═════ Records provided
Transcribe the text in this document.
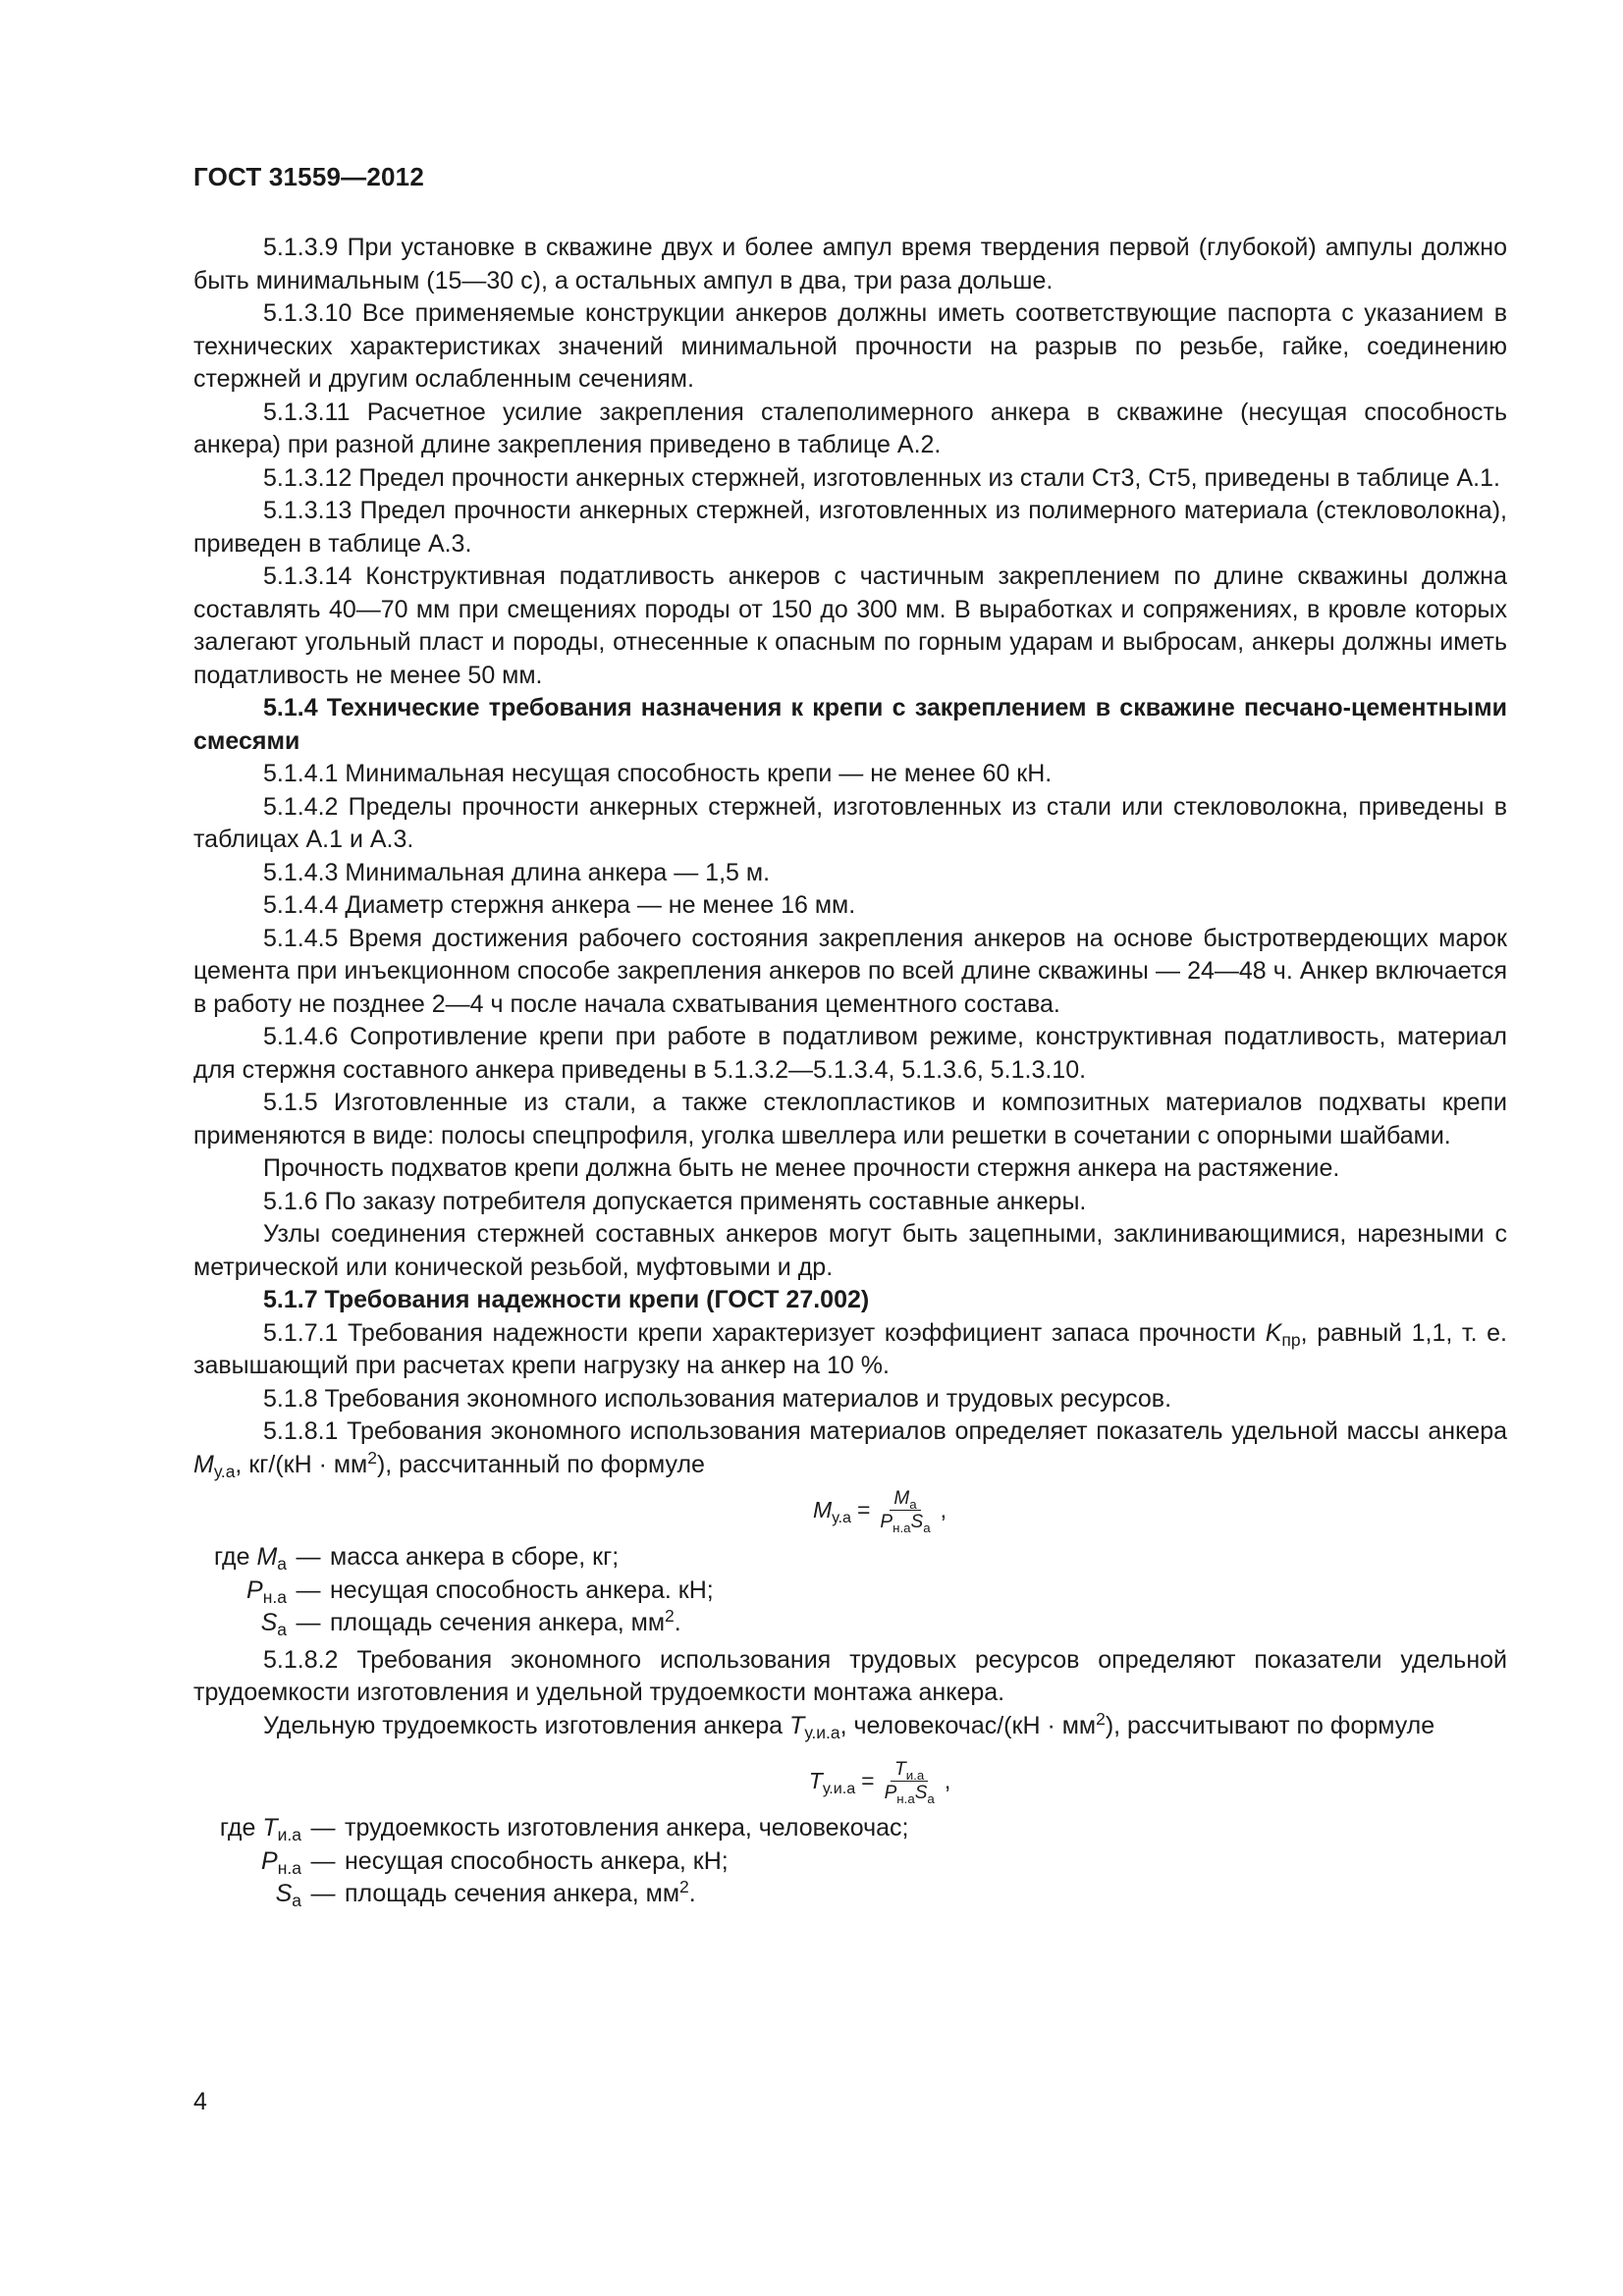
ГОСТ 31559—2012

5.1.3.9 При установке в скважине двух и более ампул время твердения первой (глубокой) ампулы должно быть минимальным (15—30 с), а остальных ампул в два, три раза дольше.

5.1.3.10 Все применяемые конструкции анкеров должны иметь соответствующие паспорта с указанием в технических характеристиках значений минимальной прочности на разрыв по резьбе, гайке, соединению стержней и другим ослабленным сечениям.

5.1.3.11 Расчетное усилие закрепления сталеполимерного анкера в скважине (несущая способность анкера) при разной длине закрепления приведено в таблице А.2.

5.1.3.12 Предел прочности анкерных стержней, изготовленных из стали Ст3, Ст5, приведены в таблице А.1.

5.1.3.13 Предел прочности анкерных стержней, изготовленных из полимерного материала (стекловолокна), приведен в таблице А.3.

5.1.3.14 Конструктивная податливость анкеров с частичным закреплением по длине скважины должна составлять 40—70 мм при смещениях породы от 150 до 300 мм. В выработках и сопряжениях, в кровле которых залегают угольный пласт и породы, отнесенные к опасным по горным ударам и выбросам, анкеры должны иметь податливость не менее 50 мм.

5.1.4 Технические требования назначения к крепи с закреплением в скважине песчано-цементными смесями

5.1.4.1 Минимальная несущая способность крепи — не менее 60 кН.

5.1.4.2 Пределы прочности анкерных стержней, изготовленных из стали или стекловолокна, приведены в таблицах А.1 и А.3.

5.1.4.3 Минимальная длина анкера — 1,5 м.

5.1.4.4 Диаметр стержня анкера — не менее 16 мм.

5.1.4.5 Время достижения рабочего состояния закрепления анкеров на основе быстротвердеющих марок цемента при инъекционном способе закрепления анкеров по всей длине скважины — 24—48 ч. Анкер включается в работу не позднее 2—4 ч после начала схватывания цементного состава.

5.1.4.6 Сопротивление крепи при работе в податливом режиме, конструктивная податливость, материал для стержня составного анкера приведены в 5.1.3.2—5.1.3.4, 5.1.3.6, 5.1.3.10.

5.1.5 Изготовленные из стали, а также стеклопластиков и композитных материалов подхваты крепи применяются в виде: полосы спецпрофиля, уголка швеллера или решетки в сочетании с опорными шайбами.

Прочность подхватов крепи должна быть не менее прочности стержня анкера на растяжение.

5.1.6 По заказу потребителя допускается применять составные анкеры.

Узлы соединения стержней составных анкеров могут быть зацепными, заклинивающимися, нарезными с метрической или конической резьбой, муфтовыми и др.

5.1.7 Требования надежности крепи (ГОСТ 27.002)

5.1.7.1 Требования надежности крепи характеризует коэффициент запаса прочности $K_{пр}$, равный 1,1, т. е. завышающий при расчетах крепи нагрузку на анкер на 10 %.

5.1.8 Требования экономного использования материалов и трудовых ресурсов.

5.1.8.1 Требования экономного использования материалов определяет показатель удельной массы анкера $M_{у.а}$, $кг/(кН \cdot мм^2)$, рассчитанный по формуле

$M_{у.а} = \frac{M_а}{P_{н.а}S_а}$ ,
где $M_а$ — масса анкера в сборе, кг;
$P_{н.а}$ — несущая способность анкера. кН;
$S_а$ — площадь сечения анкера, $мм^2$.

5.1.8.2 Требования экономного использования трудовых ресурсов определяют показатели удельной трудоемкости изготовления и удельной трудоемкости монтажа анкера.

Удельную трудоемкость изготовления анкера $T_{у.и.а}$, человекочас/(кН · $мм^2$), рассчитывают по формуле

$T_{у.и.а} = \frac{T_{и.а}}{P_{н.а}S_а}$ ,
где $T_{и.а}$ — трудоемкость изготовления анкера, человекочас;
$P_{н.а}$ — несущая способность анкера, кН;
$S_а$ — площадь сечения анкера, $мм^2$.
4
══════════
- Aim:
Pick each line holding the word "стекловолокна" out of the listing.

- Output for this exercise:
5.1.3.13 Предел прочности анкерных стержней, изготовленных из полимерного материала (стекловолокна), приведен в таблице А.3.
5.1.4.2 Пределы прочности анкерных стержней, изготовленных из стали или стекловолокна, приведены в таблицах А.1 и А.3.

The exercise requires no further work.